▸ What the exercise asks: Exactly as they appear, output all of the entries.

Stored items:
Begin
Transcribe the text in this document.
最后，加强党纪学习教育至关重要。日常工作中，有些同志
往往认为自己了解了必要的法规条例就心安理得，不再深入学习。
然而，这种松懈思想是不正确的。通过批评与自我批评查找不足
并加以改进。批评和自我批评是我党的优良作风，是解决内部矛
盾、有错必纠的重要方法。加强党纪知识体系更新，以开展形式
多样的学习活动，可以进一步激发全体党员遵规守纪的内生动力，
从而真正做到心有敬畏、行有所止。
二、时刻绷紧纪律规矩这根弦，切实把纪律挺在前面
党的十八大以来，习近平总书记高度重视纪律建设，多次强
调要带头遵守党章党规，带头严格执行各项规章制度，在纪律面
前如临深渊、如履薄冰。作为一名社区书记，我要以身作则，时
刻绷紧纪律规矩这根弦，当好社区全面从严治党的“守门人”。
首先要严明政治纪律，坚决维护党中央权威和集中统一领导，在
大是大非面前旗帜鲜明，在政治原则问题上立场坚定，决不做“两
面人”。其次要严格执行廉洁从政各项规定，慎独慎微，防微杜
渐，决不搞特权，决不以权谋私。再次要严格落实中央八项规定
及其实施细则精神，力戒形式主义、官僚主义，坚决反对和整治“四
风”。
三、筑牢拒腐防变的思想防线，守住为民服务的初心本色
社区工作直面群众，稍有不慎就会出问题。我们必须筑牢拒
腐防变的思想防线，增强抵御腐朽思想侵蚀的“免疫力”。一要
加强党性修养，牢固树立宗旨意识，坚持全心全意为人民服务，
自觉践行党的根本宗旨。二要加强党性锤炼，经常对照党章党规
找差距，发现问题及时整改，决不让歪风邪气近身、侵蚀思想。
End
▸ Answer to the problem:
Transcribe the text in this document.
最后，加强党纪学习教育至关重要。日常工作中，有些同志
往往认为自己了解了必要的法规条例就心安理得，不再深入学习。
然而，这种松懈思想是不正确的。通过批评与自我批评查找不足
并加以改进。批评和自我批评是我党的优良作风，是解决内部矛
盾、有错必纠的重要方法。加强党纪知识体系更新，以开展形式
多样的学习活动，可以进一步激发全体党员遵规守纪的内生动力，
从而真正做到心有敬畏、行有所止。
二、时刻绷紧纪律规矩这根弦，切实把纪律挺在前面
党的十八大以来，习近平总书记高度重视纪律建设，多次强
调要带头遵守党章党规，带头严格执行各项规章制度，在纪律面
前如临深渊、如履薄冰。作为一名社区书记，我要以身作则，时
刻绷紧纪律规矩这根弦，当好社区全面从严治党的“守门人”。
首先要严明政治纪律，坚决维护党中央权威和集中统一领导，在
大是大非面前旗帜鲜明，在政治原则问题上立场坚定，决不做“两
面人”。其次要严格执行廉洁从政各项规定，慎独慎微，防微杜
渐，决不搞特权，决不以权谋私。再次要严格落实中央八项规定
及其实施细则精神，力戒形式主义、官僚主义，坚决反对和整治“四
风”。
三、筑牢拒腐防变的思想防线，守住为民服务的初心本色
社区工作直面群众，稍有不慎就会出问题。我们必须筑牢拒
腐防变的思想防线，增强抵御腐朽思想侵蚀的“免疫力”。一要
加强党性修养，牢固树立宗旨意识，坚持全心全意为人民服务，
自觉践行党的根本宗旨。二要加强党性锤炼，经常对照党章党规
找差距，发现问题及时整改，决不让歪风邪气近身、侵蚀思想。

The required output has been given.